___ INFORMATION PROVIDED ___

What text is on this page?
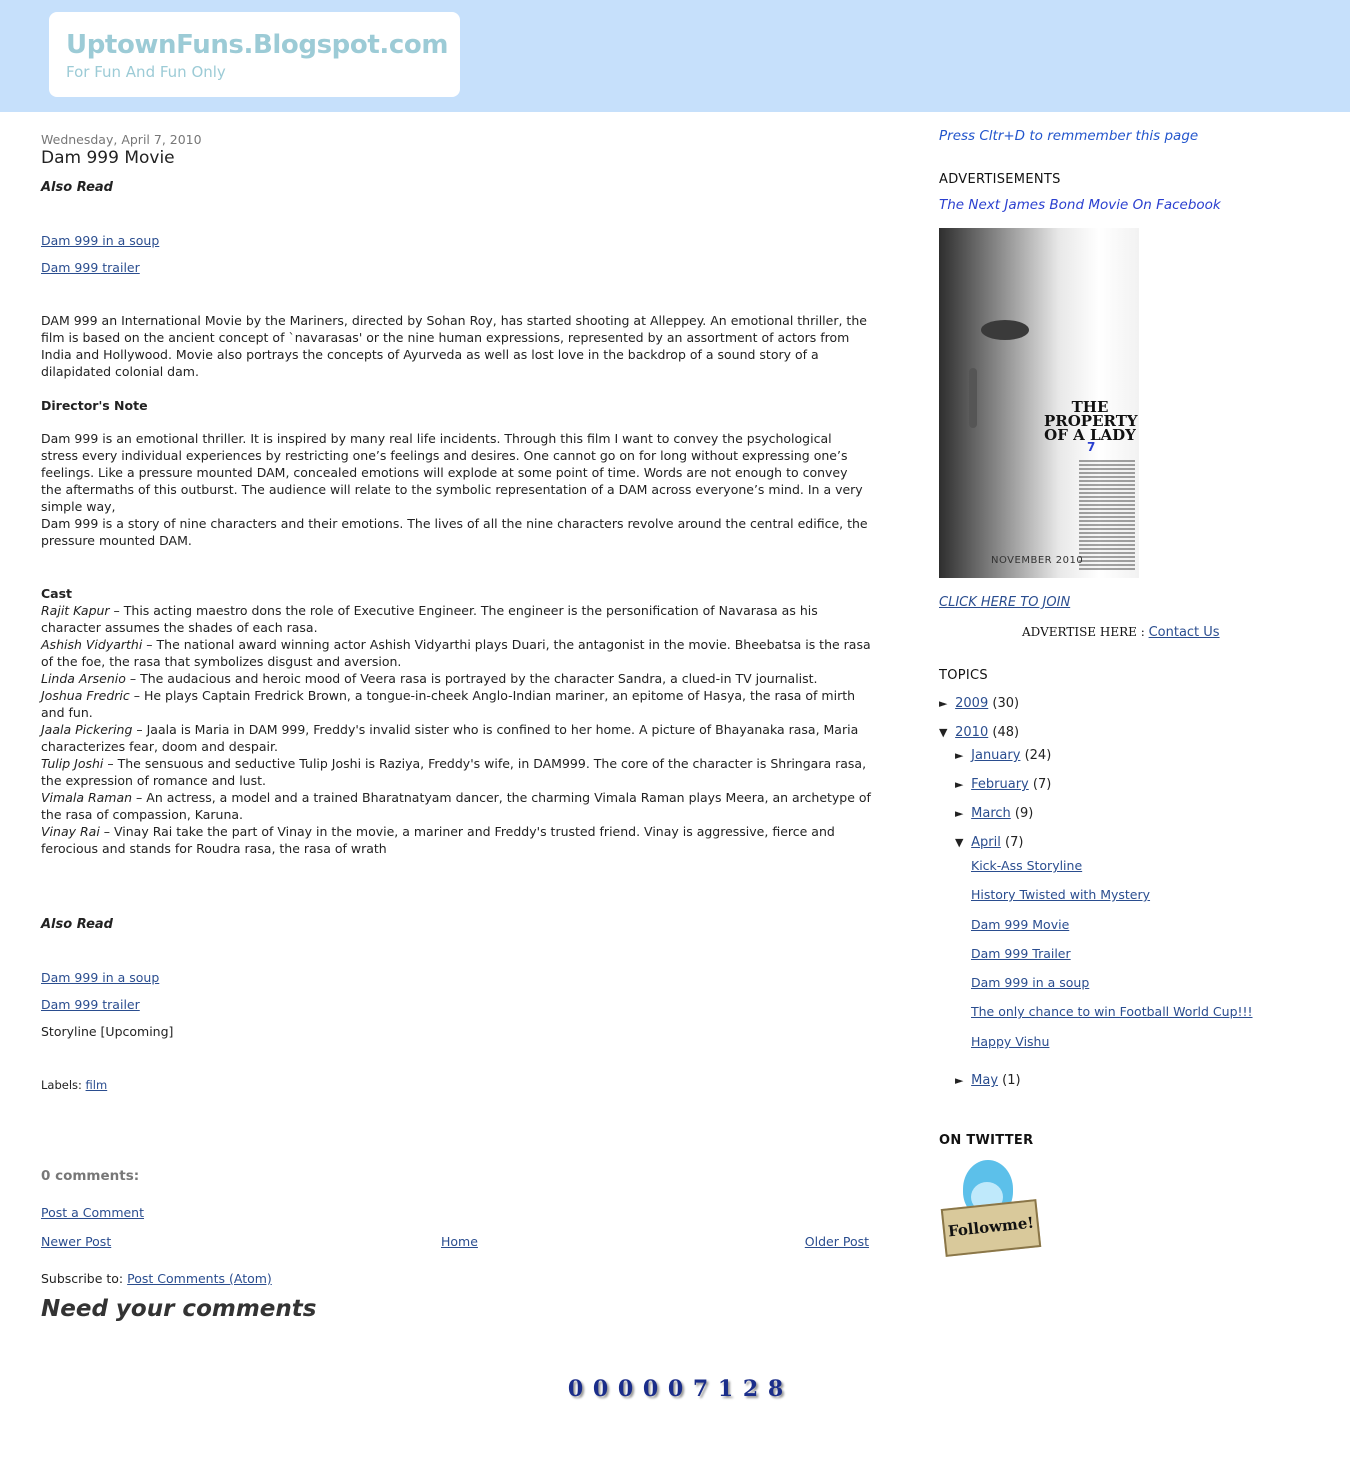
UptownFuns.Blogspot.com
For Fun And Fun Only
Wednesday, April 7, 2010
Dam 999 Movie
Also Read
Dam 999 in a soup
Dam 999 trailer
DAM 999 an International Movie by the Mariners, directed by Sohan Roy, has started shooting at Alleppey. An emotional thriller, the film is based on the ancient concept of `navarasas' or the nine human expressions, represented by an assortment of actors from India and Hollywood. Movie also portrays the concepts of Ayurveda as well as lost love in the backdrop of a sound story of a dilapidated colonial dam.
Director's Note
Dam 999 is an emotional thriller. It is inspired by many real life incidents. Through this film I want to convey the psychological stress every individual experiences by restricting one’s feelings and desires. One cannot go on for long without expressing one’s feelings. Like a pressure mounted DAM, concealed emotions will explode at some point of time. Words are not enough to convey the aftermaths of this outburst. The audience will relate to the symbolic representation of a DAM across everyone’s mind. In a very simple way,
Dam 999 is a story of nine characters and their emotions. The lives of all the nine characters revolve around the central edifice, the pressure mounted DAM.
Cast
Rajit Kapur – This acting maestro dons the role of Executive Engineer. The engineer is the personification of Navarasa as his character assumes the shades of each rasa.
Ashish Vidyarthi – The national award winning actor Ashish Vidyarthi plays Duari, the antagonist in the movie. Bheebatsa is the rasa of the foe, the rasa that symbolizes disgust and aversion.
Linda Arsenio – The audacious and heroic mood of Veera rasa is portrayed by the character Sandra, a clued-in TV journalist.
Joshua Fredric – He plays Captain Fredrick Brown, a tongue-in-cheek Anglo-Indian mariner, an epitome of Hasya, the rasa of mirth and fun.
Jaala Pickering – Jaala is Maria in DAM 999, Freddy's invalid sister who is confined to her home. A picture of Bhayanaka rasa, Maria characterizes fear, doom and despair.
Tulip Joshi – The sensuous and seductive Tulip Joshi is Raziya, Freddy's wife, in DAM999. The core of the character is Shringara rasa, the expression of romance and lust.
Vimala Raman – An actress, a model and a trained Bharatnatyam dancer, the charming Vimala Raman plays Meera, an archetype of the rasa of compassion, Karuna.
Vinay Rai – Vinay Rai take the part of Vinay in the movie, a mariner and Freddy's trusted friend. Vinay is aggressive, fierce and ferocious and stands for Roudra rasa, the rasa of wrath
Also Read
Dam 999 in a soup
Dam 999 trailer
Storyline [Upcoming]
Labels: film
0 comments:
Post a Comment
Newer Post	Home	Older Post
Subscribe to: Post Comments (Atom)
Need your comments
0 0 0 0 0 7 1 2 8
Press Cltr+D to remmember this page
ADVERTISEMENTS
The Next James Bond Movie On Facebook
THE PROPERTY OF A LADY
7
NOVEMBER 2010
CLICK HERE TO JOIN
ADVERTISE HERE : Contact Us
TOPICS
► 2009 (30)
▼ 2010 (48)
► January (24)
► February (7)
► March (9)
▼ April (7)
Kick-Ass Storyline
History Twisted with Mystery
Dam 999 Movie
Dam 999 Trailer
Dam 999 in a soup
The only chance to win Football World Cup!!!
Happy Vishu
► May (1)
ON TWITTER
Followme!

___

> [WHAT IS BEING ASKED]: Quote the entries in full. Any image among them is to be omitted from the copy.

> [THE RESULT]:
What text is on this page?
UptownFuns.Blogspot.com
For Fun And Fun Only
Wednesday, April 7, 2010
Dam 999 Movie
Also Read
Dam 999 in a soup
Dam 999 trailer
DAM 999 an International Movie by the Mariners, directed by Sohan Roy, has started shooting at Alleppey. An emotional thriller, the film is based on the ancient concept of `navarasas' or the nine human expressions, represented by an assortment of actors from India and Hollywood. Movie also portrays the concepts of Ayurveda as well as lost love in the backdrop of a sound story of a dilapidated colonial dam.
Director's Note
Dam 999 is an emotional thriller. It is inspired by many real life incidents. Through this film I want to convey the psychological stress every individual experiences by restricting one’s feelings and desires. One cannot go on for long without expressing one’s feelings. Like a pressure mounted DAM, concealed emotions will explode at some point of time. Words are not enough to convey the aftermaths of this outburst. The audience will relate to the symbolic representation of a DAM across everyone’s mind. In a very simple way,
Dam 999 is a story of nine characters and their emotions. The lives of all the nine characters revolve around the central edifice, the pressure mounted DAM.
Cast
Rajit Kapur – This acting maestro dons the role of Executive Engineer. The engineer is the personification of Navarasa as his character assumes the shades of each rasa.
Ashish Vidyarthi – The national award winning actor Ashish Vidyarthi plays Duari, the antagonist in the movie. Bheebatsa is the rasa of the foe, the rasa that symbolizes disgust and aversion.
Linda Arsenio – The audacious and heroic mood of Veera rasa is portrayed by the character Sandra, a clued-in TV journalist.
Joshua Fredric – He plays Captain Fredrick Brown, a tongue-in-cheek Anglo-Indian mariner, an epitome of Hasya, the rasa of mirth and fun.
Jaala Pickering – Jaala is Maria in DAM 999, Freddy's invalid sister who is confined to her home. A picture of Bhayanaka rasa, Maria characterizes fear, doom and despair.
Tulip Joshi – The sensuous and seductive Tulip Joshi is Raziya, Freddy's wife, in DAM999. The core of the character is Shringara rasa, the expression of romance and lust.
Vimala Raman – An actress, a model and a trained Bharatnatyam dancer, the charming Vimala Raman plays Meera, an archetype of the rasa of compassion, Karuna.
Vinay Rai – Vinay Rai take the part of Vinay in the movie, a mariner and Freddy's trusted friend. Vinay is aggressive, fierce and ferocious and stands for Roudra rasa, the rasa of wrath
Also Read
Dam 999 in a soup
Dam 999 trailer
Storyline [Upcoming]
Labels: film
0 comments:
Post a Comment
Newer Post	Home	Older Post
Subscribe to: Post Comments (Atom)
Need your comments
0 0 0 0 0 7 1 2 8
Press Cltr+D to remmember this page
ADVERTISEMENTS
The Next James Bond Movie On Facebook
THE PROPERTY OF A LADY
7
NOVEMBER 2010
CLICK HERE TO JOIN
ADVERTISE HERE : Contact Us
TOPICS
► 2009 (30)
▼ 2010 (48)
► January (24)
► February (7)
► March (9)
▼ April (7)
Kick-Ass Storyline
History Twisted with Mystery
Dam 999 Movie
Dam 999 Trailer
Dam 999 in a soup
The only chance to win Football World Cup!!!
Happy Vishu
► May (1)
ON TWITTER
Followme!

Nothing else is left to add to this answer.